▶ [SELECTED EXCERPT]:
Partial‑Identification Bounds for Sharp RDDs with Manipulation

Compute Manski–type lower/upper bounds on the causal effect at a Regression Discontinuity Design (sharp treatment assignment) when the running variable can be strategically manipulated to the right of the cutoff. The implementation mirrors Algorithm 1 in Rosenman et al. (2025) and is the foundation for the fuzzy variant bounds_fuzzy().

Usage

bounds_sharp(
  x,
  y,
  cutoff,
  true_counts,
  weights = NULL,
  poly_order = 1L,
  bounds = c("both", "lower", "upper"),
  solver = getOption("rdpartial.solver", "ECOS"),
  ...
)

Arguments

x

Numeric running variable.

y

Numeric outcome variable.

cutoff

Numeric threshold separating control (< cutoff) from treatment (>= cutoff).

▶ [DATA LINES]:

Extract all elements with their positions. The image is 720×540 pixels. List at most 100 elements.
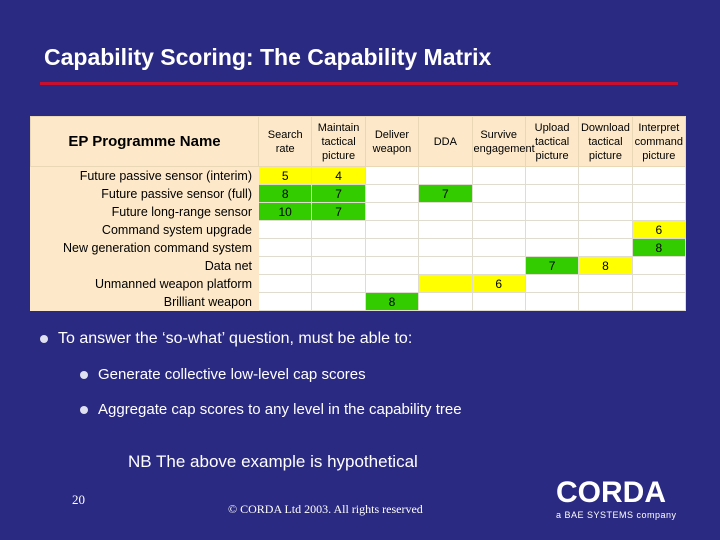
programme-name: Future long-range sensor bbox=[30, 202, 259, 221]
capability-matrix: EP Programme Name Search rate Maintain t… bbox=[30, 116, 687, 311]
matrix-row: Future long-range sensor 10 7 bbox=[30, 202, 687, 221]
score-cell bbox=[364, 166, 420, 185]
score-cell bbox=[311, 256, 366, 275]
corda-logo: CORDA a BAE SYSTEMS company bbox=[556, 478, 678, 522]
score-cell bbox=[257, 238, 313, 257]
bullet-sub-text: Aggregate cap scores to any level in the… bbox=[98, 401, 462, 418]
score-cell bbox=[364, 256, 420, 275]
score-cell bbox=[524, 292, 580, 311]
score-cell: 7 bbox=[524, 256, 580, 275]
score-cell bbox=[311, 220, 366, 239]
score-cell: 6 bbox=[471, 274, 526, 293]
programme-name: New generation command system bbox=[30, 238, 259, 257]
score-cell bbox=[524, 184, 580, 203]
score-cell: 8 bbox=[631, 238, 687, 257]
column-header: Download tactical picture bbox=[578, 116, 633, 167]
score-cell: 8 bbox=[364, 292, 420, 311]
score-cell bbox=[364, 184, 420, 203]
score-cell bbox=[524, 220, 580, 239]
score-cell: 8 bbox=[257, 184, 313, 203]
slide-title: Capability Scoring: The Capability Matri… bbox=[44, 44, 492, 70]
score-cell bbox=[631, 166, 687, 185]
column-header: Search rate bbox=[257, 116, 313, 167]
score-cell bbox=[364, 220, 420, 239]
score-cell bbox=[418, 166, 473, 185]
score-cell bbox=[471, 202, 526, 221]
hypothetical-note: NB The above example is hypothetical bbox=[128, 452, 418, 471]
programme-name: Future passive sensor (interim) bbox=[30, 166, 259, 185]
score-cell bbox=[257, 220, 313, 239]
score-cell: 5 bbox=[257, 166, 313, 185]
score-cell bbox=[578, 202, 633, 221]
matrix-row: Data net 7 8 bbox=[30, 256, 687, 275]
title-rule bbox=[40, 82, 678, 85]
score-cell bbox=[418, 292, 473, 311]
column-header: Survive engagement bbox=[471, 116, 535, 167]
score-cell bbox=[364, 274, 420, 293]
score-cell bbox=[471, 184, 526, 203]
bullet-dot-icon bbox=[80, 371, 88, 380]
matrix-row: New generation command system 8 bbox=[30, 238, 687, 257]
score-cell bbox=[471, 166, 526, 185]
bullet-dot-icon bbox=[80, 406, 88, 415]
score-cell: 7 bbox=[418, 184, 473, 203]
score-cell bbox=[311, 292, 366, 311]
score-cell bbox=[311, 274, 366, 293]
bullet-dot-icon bbox=[40, 334, 48, 343]
bullet-sub-text: Generate collective low-level cap scores bbox=[98, 366, 366, 383]
matrix-row: Unmanned weapon platform 6 bbox=[30, 274, 687, 293]
score-cell bbox=[631, 202, 687, 221]
matrix-row: Future passive sensor (interim) 5 4 bbox=[30, 166, 687, 185]
score-cell bbox=[471, 256, 526, 275]
score-cell bbox=[257, 274, 313, 293]
score-cell bbox=[257, 292, 313, 311]
column-header: DDA bbox=[418, 116, 473, 167]
programme-name: Unmanned weapon platform bbox=[30, 274, 259, 293]
matrix-row: Command system upgrade 6 bbox=[30, 220, 687, 239]
bullet-main: To answer the ‘so-what’ question, must b… bbox=[40, 330, 412, 348]
score-cell bbox=[418, 202, 473, 221]
copyright-text: © CORDA Ltd 2003. All rights reserved bbox=[228, 502, 423, 516]
matrix-row: Future passive sensor (full) 8 7 7 bbox=[30, 184, 687, 203]
score-cell bbox=[578, 238, 633, 257]
score-cell bbox=[524, 274, 580, 293]
score-cell bbox=[418, 238, 473, 257]
score-cell bbox=[364, 202, 420, 221]
column-header: Interpret command picture bbox=[631, 116, 687, 167]
score-cell bbox=[311, 238, 366, 257]
score-cell bbox=[631, 292, 687, 311]
score-cell bbox=[578, 292, 633, 311]
score-cell bbox=[257, 256, 313, 275]
score-cell bbox=[631, 256, 687, 275]
score-cell bbox=[524, 238, 580, 257]
score-cell: 7 bbox=[311, 202, 366, 221]
logo-wordmark: CORDA bbox=[556, 476, 666, 509]
matrix-row: Brilliant weapon 8 bbox=[30, 292, 687, 311]
score-cell: 4 bbox=[311, 166, 366, 185]
programme-name: Brilliant weapon bbox=[30, 292, 259, 311]
page-number: 20 bbox=[72, 492, 85, 507]
score-cell bbox=[631, 274, 687, 293]
programme-name-header: EP Programme Name bbox=[30, 116, 259, 167]
bullet-main-text: To answer the ‘so-what’ question, must b… bbox=[58, 330, 413, 347]
programme-name: Command system upgrade bbox=[30, 220, 259, 239]
score-cell bbox=[578, 274, 633, 293]
score-cell bbox=[364, 238, 420, 257]
bullet-sub: Aggregate cap scores to any level in the… bbox=[80, 401, 462, 418]
column-header: Deliver weapon bbox=[364, 116, 420, 167]
score-cell bbox=[578, 220, 633, 239]
score-cell bbox=[524, 166, 580, 185]
matrix-header-row: EP Programme Name Search rate Maintain t… bbox=[30, 116, 687, 167]
score-cell bbox=[631, 184, 687, 203]
score-cell bbox=[418, 220, 473, 239]
score-cell bbox=[418, 274, 473, 293]
score-cell bbox=[578, 184, 633, 203]
programme-name: Future passive sensor (full) bbox=[30, 184, 259, 203]
score-cell: 7 bbox=[311, 184, 366, 203]
score-cell bbox=[471, 238, 526, 257]
score-cell bbox=[418, 256, 473, 275]
score-cell bbox=[524, 202, 580, 221]
score-cell: 10 bbox=[257, 202, 313, 221]
column-header: Maintain tactical picture bbox=[311, 116, 366, 167]
score-cell bbox=[578, 166, 633, 185]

▶ [REQUIRED WORK]:
**A.** From the usage signature in the bounds_sharp() documentation, list every argument that has a default value, along with that default.
**B.** Extend the bounds_sharp() documentation past its last line, describing the remaining arguments in the same format.

▶ [ANSWERS TO EACH TASK]:
**A.**
- weights = NULL
- poly_order = 1L
- bounds = c("both", "lower", "upper")
- solver = getOption("rdpartial.solver", "ECOS")

**B.**
true_counts

Data.frame with columns x (support points >= cutoff) and n_true (estimated number of non-manipulated observations at each support point).

weights

Numeric vector of observation weights (optional).

poly_order

Integer polynomial order for local regression (default 1L).

bounds

Character – which bound(s) to return; one of "both" (default), "lower", "upper".

solver

Character – CVXR solver (default taken from getOption("rdpartial.solver"); package default is "ECOS").

...

Further arguments passed on to CVXR::solve(). Use this to override CVXR tolerances or provide a different solver control list.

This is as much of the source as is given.